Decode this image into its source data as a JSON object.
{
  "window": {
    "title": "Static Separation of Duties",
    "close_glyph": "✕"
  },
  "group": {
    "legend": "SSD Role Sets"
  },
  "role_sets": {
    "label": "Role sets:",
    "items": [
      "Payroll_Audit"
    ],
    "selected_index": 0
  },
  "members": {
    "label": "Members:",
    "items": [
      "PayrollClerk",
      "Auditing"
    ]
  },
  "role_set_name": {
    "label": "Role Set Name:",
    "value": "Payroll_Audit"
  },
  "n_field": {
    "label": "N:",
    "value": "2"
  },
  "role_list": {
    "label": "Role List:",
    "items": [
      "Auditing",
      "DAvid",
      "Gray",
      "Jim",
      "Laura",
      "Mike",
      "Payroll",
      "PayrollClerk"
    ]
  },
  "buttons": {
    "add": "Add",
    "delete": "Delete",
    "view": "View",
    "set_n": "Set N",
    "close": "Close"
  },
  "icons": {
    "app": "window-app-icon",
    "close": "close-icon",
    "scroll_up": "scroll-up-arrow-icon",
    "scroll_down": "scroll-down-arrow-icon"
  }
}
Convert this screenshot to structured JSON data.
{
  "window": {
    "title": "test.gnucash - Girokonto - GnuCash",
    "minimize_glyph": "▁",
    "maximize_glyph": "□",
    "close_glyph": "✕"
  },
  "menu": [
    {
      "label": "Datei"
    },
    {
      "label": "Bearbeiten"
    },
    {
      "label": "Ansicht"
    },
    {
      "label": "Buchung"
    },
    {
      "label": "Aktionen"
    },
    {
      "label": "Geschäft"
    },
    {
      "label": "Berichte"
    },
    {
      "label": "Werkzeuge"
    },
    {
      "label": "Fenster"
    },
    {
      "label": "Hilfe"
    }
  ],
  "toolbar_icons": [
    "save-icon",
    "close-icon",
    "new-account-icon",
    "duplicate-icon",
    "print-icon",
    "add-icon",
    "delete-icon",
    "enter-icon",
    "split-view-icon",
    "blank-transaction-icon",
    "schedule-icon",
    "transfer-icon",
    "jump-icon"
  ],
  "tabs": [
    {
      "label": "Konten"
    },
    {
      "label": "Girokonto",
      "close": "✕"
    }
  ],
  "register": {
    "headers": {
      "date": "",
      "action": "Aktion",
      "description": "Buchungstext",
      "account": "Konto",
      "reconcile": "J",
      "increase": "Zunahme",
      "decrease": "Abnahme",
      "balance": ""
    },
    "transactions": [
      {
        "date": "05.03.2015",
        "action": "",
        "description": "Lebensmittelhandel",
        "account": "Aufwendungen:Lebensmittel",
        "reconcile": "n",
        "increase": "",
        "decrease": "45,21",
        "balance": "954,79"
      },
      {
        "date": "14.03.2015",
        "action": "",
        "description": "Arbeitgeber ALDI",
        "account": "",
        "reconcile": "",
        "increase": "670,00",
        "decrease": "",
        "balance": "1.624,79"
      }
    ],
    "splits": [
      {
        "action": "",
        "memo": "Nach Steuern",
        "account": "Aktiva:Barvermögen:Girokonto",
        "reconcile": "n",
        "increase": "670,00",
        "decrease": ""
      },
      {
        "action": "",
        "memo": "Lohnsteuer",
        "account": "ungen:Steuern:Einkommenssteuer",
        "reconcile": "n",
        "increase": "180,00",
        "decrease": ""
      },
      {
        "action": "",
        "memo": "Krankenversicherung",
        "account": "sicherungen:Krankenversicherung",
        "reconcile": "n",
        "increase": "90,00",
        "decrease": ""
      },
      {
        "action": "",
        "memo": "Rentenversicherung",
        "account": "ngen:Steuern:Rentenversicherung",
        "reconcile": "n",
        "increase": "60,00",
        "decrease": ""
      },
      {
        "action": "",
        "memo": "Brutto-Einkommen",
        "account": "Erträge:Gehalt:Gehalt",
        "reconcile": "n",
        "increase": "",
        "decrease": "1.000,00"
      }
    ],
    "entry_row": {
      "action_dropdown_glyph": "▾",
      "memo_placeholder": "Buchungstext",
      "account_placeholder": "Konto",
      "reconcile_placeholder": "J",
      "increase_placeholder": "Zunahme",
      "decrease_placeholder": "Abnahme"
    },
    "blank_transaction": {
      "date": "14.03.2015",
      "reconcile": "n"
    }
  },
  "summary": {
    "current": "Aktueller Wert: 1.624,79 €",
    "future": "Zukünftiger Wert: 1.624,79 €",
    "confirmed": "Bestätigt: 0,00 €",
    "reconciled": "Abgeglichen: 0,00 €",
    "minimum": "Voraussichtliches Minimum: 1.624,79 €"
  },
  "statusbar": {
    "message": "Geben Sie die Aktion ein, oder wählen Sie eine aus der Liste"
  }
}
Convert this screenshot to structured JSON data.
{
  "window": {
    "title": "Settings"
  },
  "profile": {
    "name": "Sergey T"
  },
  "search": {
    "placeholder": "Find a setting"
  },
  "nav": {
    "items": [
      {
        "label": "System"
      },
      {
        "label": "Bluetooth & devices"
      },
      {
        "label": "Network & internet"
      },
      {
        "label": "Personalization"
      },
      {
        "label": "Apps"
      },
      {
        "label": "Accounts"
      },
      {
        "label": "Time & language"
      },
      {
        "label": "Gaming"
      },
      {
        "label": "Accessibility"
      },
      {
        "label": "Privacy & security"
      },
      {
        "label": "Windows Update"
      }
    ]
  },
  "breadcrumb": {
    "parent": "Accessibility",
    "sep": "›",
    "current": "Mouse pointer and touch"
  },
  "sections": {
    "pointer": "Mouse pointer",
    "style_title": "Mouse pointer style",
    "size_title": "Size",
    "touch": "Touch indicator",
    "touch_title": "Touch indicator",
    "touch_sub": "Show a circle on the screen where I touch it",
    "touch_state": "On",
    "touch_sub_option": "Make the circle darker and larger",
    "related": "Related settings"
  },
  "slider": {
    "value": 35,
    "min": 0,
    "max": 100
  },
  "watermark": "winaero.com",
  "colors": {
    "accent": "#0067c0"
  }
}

---

*WHAT TO DO*: Take the lines above and print them exactly.

*RESPONSE TO THIS TASK*:
Decode this image into its source data as a JSON object.
{
  "window": {
    "title": "Static Separation of Duties",
    "close_glyph": "✕"
  },
  "group": {
    "legend": "SSD Role Sets"
  },
  "role_sets": {
    "label": "Role sets:",
    "items": [
      "Payroll_Audit"
    ],
    "selected_index": 0
  },
  "members": {
    "label": "Members:",
    "items": [
      "PayrollClerk",
      "Auditing"
    ]
  },
  "role_set_name": {
    "label": "Role Set Name:",
    "value": "Payroll_Audit"
  },
  "n_field": {
    "label": "N:",
    "value": "2"
  },
  "role_list": {
    "label": "Role List:",
    "items": [
      "Auditing",
      "DAvid",
      "Gray",
      "Jim",
      "Laura",
      "Mike",
      "Payroll",
      "PayrollClerk"
    ]
  },
  "buttons": {
    "add": "Add",
    "delete": "Delete",
    "view": "View",
    "set_n": "Set N",
    "close": "Close"
  },
  "icons": {
    "app": "window-app-icon",
    "close": "close-icon",
    "scroll_up": "scroll-up-arrow-icon",
    "scroll_down": "scroll-down-arrow-icon"
  }
}
Convert this screenshot to structured JSON data.
{
  "window": {
    "title": "test.gnucash - Girokonto - GnuCash",
    "minimize_glyph": "▁",
    "maximize_glyph": "□",
    "close_glyph": "✕"
  },
  "menu": [
    {
      "label": "Datei"
    },
    {
      "label": "Bearbeiten"
    },
    {
      "label": "Ansicht"
    },
    {
      "label": "Buchung"
    },
    {
      "label": "Aktionen"
    },
    {
      "label": "Geschäft"
    },
    {
      "label": "Berichte"
    },
    {
      "label": "Werkzeuge"
    },
    {
      "label": "Fenster"
    },
    {
      "label": "Hilfe"
    }
  ],
  "toolbar_icons": [
    "save-icon",
    "close-icon",
    "new-account-icon",
    "duplicate-icon",
    "print-icon",
    "add-icon",
    "delete-icon",
    "enter-icon",
    "split-view-icon",
    "blank-transaction-icon",
    "schedule-icon",
    "transfer-icon",
    "jump-icon"
  ],
  "tabs": [
    {
      "label": "Konten"
    },
    {
      "label": "Girokonto",
      "close": "✕"
    }
  ],
  "register": {
    "headers": {
      "date": "",
      "action": "Aktion",
      "description": "Buchungstext",
      "account": "Konto",
      "reconcile": "J",
      "increase": "Zunahme",
      "decrease": "Abnahme",
      "balance": ""
    },
    "transactions": [
      {
        "date": "05.03.2015",
        "action": "",
        "description": "Lebensmittelhandel",
        "account": "Aufwendungen:Lebensmittel",
        "reconcile": "n",
        "increase": "",
        "decrease": "45,21",
        "balance": "954,79"
      },
      {
        "date": "14.03.2015",
        "action": "",
        "description": "Arbeitgeber ALDI",
        "account": "",
        "reconcile": "",
        "increase": "670,00",
        "decrease": "",
        "balance": "1.624,79"
      }
    ],
    "splits": [
      {
        "action": "",
        "memo": "Nach Steuern",
        "account": "Aktiva:Barvermögen:Girokonto",
        "reconcile": "n",
        "increase": "670,00",
        "decrease": ""
      },
      {
        "action": "",
        "memo": "Lohnsteuer",
        "account": "ungen:Steuern:Einkommenssteuer",
        "reconcile": "n",
        "increase": "180,00",
        "decrease": ""
      },
      {
        "action": "",
        "memo": "Krankenversicherung",
        "account": "sicherungen:Krankenversicherung",
        "reconcile": "n",
        "increase": "90,00",
        "decrease": ""
      },
      {
        "action": "",
        "memo": "Rentenversicherung",
        "account": "ngen:Steuern:Rentenversicherung",
        "reconcile": "n",
        "increase": "60,00",
        "decrease": ""
      },
      {
        "action": "",
        "memo": "Brutto-Einkommen",
        "account": "Erträge:Gehalt:Gehalt",
        "reconcile": "n",
        "increase": "",
        "decrease": "1.000,00"
      }
    ],
    "entry_row": {
      "action_dropdown_glyph": "▾",
      "memo_placeholder": "Buchungstext",
      "account_placeholder": "Konto",
      "reconcile_placeholder": "J",
      "increase_placeholder": "Zunahme",
      "decrease_placeholder": "Abnahme"
    },
    "blank_transaction": {
      "date": "14.03.2015",
      "reconcile": "n"
    }
  },
  "summary": {
    "current": "Aktueller Wert: 1.624,79 €",
    "future": "Zukünftiger Wert: 1.624,79 €",
    "confirmed": "Bestätigt: 0,00 €",
    "reconciled": "Abgeglichen: 0,00 €",
    "minimum": "Voraussichtliches Minimum: 1.624,79 €"
  },
  "statusbar": {
    "message": "Geben Sie die Aktion ein, oder wählen Sie eine aus der Liste"
  }
}
Convert this screenshot to structured JSON data.
{
  "window": {
    "title": "Settings"
  },
  "profile": {
    "name": "Sergey T"
  },
  "search": {
    "placeholder": "Find a setting"
  },
  "nav": {
    "items": [
      {
        "label": "System"
      },
      {
        "label": "Bluetooth & devices"
      },
      {
        "label": "Network & internet"
      },
      {
        "label": "Personalization"
      },
      {
        "label": "Apps"
      },
      {
        "label": "Accounts"
      },
      {
        "label": "Time & language"
      },
      {
        "label": "Gaming"
      },
      {
        "label": "Accessibility"
      },
      {
        "label": "Privacy & security"
      },
      {
        "label": "Windows Update"
      }
    ]
  },
  "breadcrumb": {
    "parent": "Accessibility",
    "sep": "›",
    "current": "Mouse pointer and touch"
  },
  "sections": {
    "pointer": "Mouse pointer",
    "style_title": "Mouse pointer style",
    "size_title": "Size",
    "touch": "Touch indicator",
    "touch_title": "Touch indicator",
    "touch_sub": "Show a circle on the screen where I touch it",
    "touch_state": "On",
    "touch_sub_option": "Make the circle darker and larger",
    "related": "Related settings"
  },
  "slider": {
    "value": 35,
    "min": 0,
    "max": 100
  },
  "watermark": "winaero.com",
  "colors": {
    "accent": "#0067c0"
  }
}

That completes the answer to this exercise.